• What is needed
When you reach the entries, transcribe each one exactly.

::: Supplied data

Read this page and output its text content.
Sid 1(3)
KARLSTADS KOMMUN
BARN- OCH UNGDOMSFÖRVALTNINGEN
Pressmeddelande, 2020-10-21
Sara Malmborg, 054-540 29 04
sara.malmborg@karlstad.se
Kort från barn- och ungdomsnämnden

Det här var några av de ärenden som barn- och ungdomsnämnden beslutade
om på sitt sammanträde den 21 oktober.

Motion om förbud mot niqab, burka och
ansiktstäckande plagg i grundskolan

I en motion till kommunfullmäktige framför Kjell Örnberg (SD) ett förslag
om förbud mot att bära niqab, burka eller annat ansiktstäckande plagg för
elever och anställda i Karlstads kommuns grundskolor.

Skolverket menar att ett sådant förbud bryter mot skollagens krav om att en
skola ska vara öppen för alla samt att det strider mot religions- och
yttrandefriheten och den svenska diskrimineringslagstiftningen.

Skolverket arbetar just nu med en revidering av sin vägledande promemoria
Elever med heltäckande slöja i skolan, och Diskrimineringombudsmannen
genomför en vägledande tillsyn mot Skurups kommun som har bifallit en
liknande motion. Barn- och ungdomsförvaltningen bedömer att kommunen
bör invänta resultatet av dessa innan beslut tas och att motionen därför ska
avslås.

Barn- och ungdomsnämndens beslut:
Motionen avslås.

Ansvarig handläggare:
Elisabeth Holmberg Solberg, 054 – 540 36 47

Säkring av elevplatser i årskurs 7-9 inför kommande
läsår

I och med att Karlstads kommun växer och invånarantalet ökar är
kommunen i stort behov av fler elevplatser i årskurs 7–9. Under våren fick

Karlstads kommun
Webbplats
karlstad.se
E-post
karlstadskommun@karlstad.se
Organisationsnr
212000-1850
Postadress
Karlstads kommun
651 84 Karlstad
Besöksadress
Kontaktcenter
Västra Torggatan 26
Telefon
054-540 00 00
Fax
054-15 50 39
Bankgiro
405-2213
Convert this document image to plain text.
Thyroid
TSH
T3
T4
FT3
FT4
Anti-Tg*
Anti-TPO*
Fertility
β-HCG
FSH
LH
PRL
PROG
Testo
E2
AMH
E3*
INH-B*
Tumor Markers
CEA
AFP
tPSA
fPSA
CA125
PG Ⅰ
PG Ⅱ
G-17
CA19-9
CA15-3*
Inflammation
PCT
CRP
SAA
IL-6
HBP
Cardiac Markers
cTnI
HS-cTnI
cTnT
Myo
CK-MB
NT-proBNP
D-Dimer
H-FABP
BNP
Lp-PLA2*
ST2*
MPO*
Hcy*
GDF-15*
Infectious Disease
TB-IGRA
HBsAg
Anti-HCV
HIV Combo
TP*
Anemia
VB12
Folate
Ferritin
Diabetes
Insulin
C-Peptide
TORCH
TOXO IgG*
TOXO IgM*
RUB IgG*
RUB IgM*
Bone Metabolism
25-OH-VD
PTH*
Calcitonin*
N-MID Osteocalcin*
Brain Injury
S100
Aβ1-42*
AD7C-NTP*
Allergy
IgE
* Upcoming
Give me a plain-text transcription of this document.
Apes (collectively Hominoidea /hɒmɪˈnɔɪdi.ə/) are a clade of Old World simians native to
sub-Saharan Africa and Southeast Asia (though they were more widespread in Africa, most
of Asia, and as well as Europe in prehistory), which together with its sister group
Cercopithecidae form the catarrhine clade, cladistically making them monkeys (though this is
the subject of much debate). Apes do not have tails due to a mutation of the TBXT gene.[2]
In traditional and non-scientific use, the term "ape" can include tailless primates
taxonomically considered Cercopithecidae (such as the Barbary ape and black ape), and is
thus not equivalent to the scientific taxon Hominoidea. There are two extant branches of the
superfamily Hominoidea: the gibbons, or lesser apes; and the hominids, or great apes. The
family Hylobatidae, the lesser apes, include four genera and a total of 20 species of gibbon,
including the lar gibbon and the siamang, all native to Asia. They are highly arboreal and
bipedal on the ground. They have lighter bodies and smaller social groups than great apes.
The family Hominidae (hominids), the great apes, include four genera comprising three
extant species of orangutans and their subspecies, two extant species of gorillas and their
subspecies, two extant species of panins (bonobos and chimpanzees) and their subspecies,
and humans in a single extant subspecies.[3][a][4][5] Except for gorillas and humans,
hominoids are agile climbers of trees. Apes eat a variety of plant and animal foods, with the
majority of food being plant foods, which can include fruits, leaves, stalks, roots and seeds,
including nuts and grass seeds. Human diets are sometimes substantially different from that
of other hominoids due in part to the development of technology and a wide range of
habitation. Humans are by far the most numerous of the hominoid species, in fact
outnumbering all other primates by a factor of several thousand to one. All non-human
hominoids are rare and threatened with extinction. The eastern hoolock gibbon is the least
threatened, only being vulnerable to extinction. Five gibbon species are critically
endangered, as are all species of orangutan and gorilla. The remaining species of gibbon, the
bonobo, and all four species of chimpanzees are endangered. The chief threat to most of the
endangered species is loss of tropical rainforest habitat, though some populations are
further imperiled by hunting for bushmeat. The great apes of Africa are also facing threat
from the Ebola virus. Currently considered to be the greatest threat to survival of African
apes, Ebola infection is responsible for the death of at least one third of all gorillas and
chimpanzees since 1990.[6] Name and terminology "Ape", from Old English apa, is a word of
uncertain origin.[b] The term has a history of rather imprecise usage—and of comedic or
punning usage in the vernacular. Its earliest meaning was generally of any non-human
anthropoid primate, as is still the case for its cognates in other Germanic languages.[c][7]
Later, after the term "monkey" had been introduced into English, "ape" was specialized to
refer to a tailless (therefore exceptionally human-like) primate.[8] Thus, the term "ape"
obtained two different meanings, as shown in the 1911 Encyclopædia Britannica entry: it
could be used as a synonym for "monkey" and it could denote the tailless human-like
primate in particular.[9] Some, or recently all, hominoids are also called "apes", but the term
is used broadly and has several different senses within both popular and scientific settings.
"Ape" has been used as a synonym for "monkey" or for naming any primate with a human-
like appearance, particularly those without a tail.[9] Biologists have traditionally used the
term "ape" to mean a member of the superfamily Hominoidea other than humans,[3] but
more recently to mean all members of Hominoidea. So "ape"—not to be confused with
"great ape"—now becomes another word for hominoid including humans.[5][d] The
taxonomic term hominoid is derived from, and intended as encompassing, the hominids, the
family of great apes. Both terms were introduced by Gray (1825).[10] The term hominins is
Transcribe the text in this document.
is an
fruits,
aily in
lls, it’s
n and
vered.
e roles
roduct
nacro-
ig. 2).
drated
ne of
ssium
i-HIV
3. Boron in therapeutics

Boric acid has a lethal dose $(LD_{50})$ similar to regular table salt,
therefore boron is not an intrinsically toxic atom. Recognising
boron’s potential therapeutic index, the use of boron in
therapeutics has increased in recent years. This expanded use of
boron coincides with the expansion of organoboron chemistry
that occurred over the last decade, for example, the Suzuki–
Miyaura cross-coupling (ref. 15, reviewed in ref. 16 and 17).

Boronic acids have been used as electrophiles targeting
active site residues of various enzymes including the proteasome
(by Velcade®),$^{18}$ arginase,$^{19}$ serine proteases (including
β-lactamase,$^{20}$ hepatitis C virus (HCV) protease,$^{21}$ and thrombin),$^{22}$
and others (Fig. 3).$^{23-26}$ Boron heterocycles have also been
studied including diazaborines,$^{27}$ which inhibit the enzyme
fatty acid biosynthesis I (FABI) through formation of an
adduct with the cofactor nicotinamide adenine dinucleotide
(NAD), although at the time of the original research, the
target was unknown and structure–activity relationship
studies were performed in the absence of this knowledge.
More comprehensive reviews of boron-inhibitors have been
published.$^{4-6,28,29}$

::::::

• Written response
Read this page and output its text content.
Sid 1(3)
KARLSTADS KOMMUN
BARN- OCH UNGDOMSFÖRVALTNINGEN
Pressmeddelande, 2020-10-21
Sara Malmborg, 054-540 29 04
sara.malmborg@karlstad.se
Kort från barn- och ungdomsnämnden

Det här var några av de ärenden som barn- och ungdomsnämnden beslutade
om på sitt sammanträde den 21 oktober.

Motion om förbud mot niqab, burka och
ansiktstäckande plagg i grundskolan

I en motion till kommunfullmäktige framför Kjell Örnberg (SD) ett förslag
om förbud mot att bära niqab, burka eller annat ansiktstäckande plagg för
elever och anställda i Karlstads kommuns grundskolor.

Skolverket menar att ett sådant förbud bryter mot skollagens krav om att en
skola ska vara öppen för alla samt att det strider mot religions- och
yttrandefriheten och den svenska diskrimineringslagstiftningen.

Skolverket arbetar just nu med en revidering av sin vägledande promemoria
Elever med heltäckande slöja i skolan, och Diskrimineringombudsmannen
genomför en vägledande tillsyn mot Skurups kommun som har bifallit en
liknande motion. Barn- och ungdomsförvaltningen bedömer att kommunen
bör invänta resultatet av dessa innan beslut tas och att motionen därför ska
avslås.

Barn- och ungdomsnämndens beslut:
Motionen avslås.

Ansvarig handläggare:
Elisabeth Holmberg Solberg, 054 – 540 36 47

Säkring av elevplatser i årskurs 7-9 inför kommande
läsår

I och med att Karlstads kommun växer och invånarantalet ökar är
kommunen i stort behov av fler elevplatser i årskurs 7–9. Under våren fick

Karlstads kommun
Webbplats
karlstad.se
E-post
karlstadskommun@karlstad.se
Organisationsnr
212000-1850
Postadress
Karlstads kommun
651 84 Karlstad
Besöksadress
Kontaktcenter
Västra Torggatan 26
Telefon
054-540 00 00
Fax
054-15 50 39
Bankgiro
405-2213
Convert this document image to plain text.
Thyroid
TSH
T3
T4
FT3
FT4
Anti-Tg*
Anti-TPO*
Fertility
β-HCG
FSH
LH
PRL
PROG
Testo
E2
AMH
E3*
INH-B*
Tumor Markers
CEA
AFP
tPSA
fPSA
CA125
PG Ⅰ
PG Ⅱ
G-17
CA19-9
CA15-3*
Inflammation
PCT
CRP
SAA
IL-6
HBP
Cardiac Markers
cTnI
HS-cTnI
cTnT
Myo
CK-MB
NT-proBNP
D-Dimer
H-FABP
BNP
Lp-PLA2*
ST2*
MPO*
Hcy*
GDF-15*
Infectious Disease
TB-IGRA
HBsAg
Anti-HCV
HIV Combo
TP*
Anemia
VB12
Folate
Ferritin
Diabetes
Insulin
C-Peptide
TORCH
TOXO IgG*
TOXO IgM*
RUB IgG*
RUB IgM*
Bone Metabolism
25-OH-VD
PTH*
Calcitonin*
N-MID Osteocalcin*
Brain Injury
S100
Aβ1-42*
AD7C-NTP*
Allergy
IgE
* Upcoming
Give me a plain-text transcription of this document.
Apes (collectively Hominoidea /hɒmɪˈnɔɪdi.ə/) are a clade of Old World simians native to
sub-Saharan Africa and Southeast Asia (though they were more widespread in Africa, most
of Asia, and as well as Europe in prehistory), which together with its sister group
Cercopithecidae form the catarrhine clade, cladistically making them monkeys (though this is
the subject of much debate). Apes do not have tails due to a mutation of the TBXT gene.[2]
In traditional and non-scientific use, the term "ape" can include tailless primates
taxonomically considered Cercopithecidae (such as the Barbary ape and black ape), and is
thus not equivalent to the scientific taxon Hominoidea. There are two extant branches of the
superfamily Hominoidea: the gibbons, or lesser apes; and the hominids, or great apes. The
family Hylobatidae, the lesser apes, include four genera and a total of 20 species of gibbon,
including the lar gibbon and the siamang, all native to Asia. They are highly arboreal and
bipedal on the ground. They have lighter bodies and smaller social groups than great apes.
The family Hominidae (hominids), the great apes, include four genera comprising three
extant species of orangutans and their subspecies, two extant species of gorillas and their
subspecies, two extant species of panins (bonobos and chimpanzees) and their subspecies,
and humans in a single extant subspecies.[3][a][4][5] Except for gorillas and humans,
hominoids are agile climbers of trees. Apes eat a variety of plant and animal foods, with the
majority of food being plant foods, which can include fruits, leaves, stalks, roots and seeds,
including nuts and grass seeds. Human diets are sometimes substantially different from that
of other hominoids due in part to the development of technology and a wide range of
habitation. Humans are by far the most numerous of the hominoid species, in fact
outnumbering all other primates by a factor of several thousand to one. All non-human
hominoids are rare and threatened with extinction. The eastern hoolock gibbon is the least
threatened, only being vulnerable to extinction. Five gibbon species are critically
endangered, as are all species of orangutan and gorilla. The remaining species of gibbon, the
bonobo, and all four species of chimpanzees are endangered. The chief threat to most of the
endangered species is loss of tropical rainforest habitat, though some populations are
further imperiled by hunting for bushmeat. The great apes of Africa are also facing threat
from the Ebola virus. Currently considered to be the greatest threat to survival of African
apes, Ebola infection is responsible for the death of at least one third of all gorillas and
chimpanzees since 1990.[6] Name and terminology "Ape", from Old English apa, is a word of
uncertain origin.[b] The term has a history of rather imprecise usage—and of comedic or
punning usage in the vernacular. Its earliest meaning was generally of any non-human
anthropoid primate, as is still the case for its cognates in other Germanic languages.[c][7]
Later, after the term "monkey" had been introduced into English, "ape" was specialized to
refer to a tailless (therefore exceptionally human-like) primate.[8] Thus, the term "ape"
obtained two different meanings, as shown in the 1911 Encyclopædia Britannica entry: it
could be used as a synonym for "monkey" and it could denote the tailless human-like
primate in particular.[9] Some, or recently all, hominoids are also called "apes", but the term
is used broadly and has several different senses within both popular and scientific settings.
"Ape" has been used as a synonym for "monkey" or for naming any primate with a human-
like appearance, particularly those without a tail.[9] Biologists have traditionally used the
term "ape" to mean a member of the superfamily Hominoidea other than humans,[3] but
more recently to mean all members of Hominoidea. So "ape"—not to be confused with
"great ape"—now becomes another word for hominoid including humans.[5][d] The
taxonomic term hominoid is derived from, and intended as encompassing, the hominids, the
family of great apes. Both terms were introduced by Gray (1825).[10] The term hominins is
Transcribe the text in this document.
is an
fruits,
aily in
lls, it’s
n and
vered.
e roles
roduct
nacro-
ig. 2).
drated
ne of
ssium
i-HIV
3. Boron in therapeutics

Boric acid has a lethal dose $(LD_{50})$ similar to regular table salt,
therefore boron is not an intrinsically toxic atom. Recognising
boron’s potential therapeutic index, the use of boron in
therapeutics has increased in recent years. This expanded use of
boron coincides with the expansion of organoboron chemistry
that occurred over the last decade, for example, the Suzuki–
Miyaura cross-coupling (ref. 15, reviewed in ref. 16 and 17).

Boronic acids have been used as electrophiles targeting
active site residues of various enzymes including the proteasome
(by Velcade®),$^{18}$ arginase,$^{19}$ serine proteases (including
β-lactamase,$^{20}$ hepatitis C virus (HCV) protease,$^{21}$ and thrombin),$^{22}$
and others (Fig. 3).$^{23-26}$ Boron heterocycles have also been
studied including diazaborines,$^{27}$ which inhibit the enzyme
fatty acid biosynthesis I (FABI) through formation of an
adduct with the cofactor nicotinamide adenine dinucleotide
(NAD), although at the time of the original research, the
target was unknown and structure–activity relationship
studies were performed in the absence of this knowledge.
More comprehensive reviews of boron-inhibitors have been
published.$^{4-6,28,29}$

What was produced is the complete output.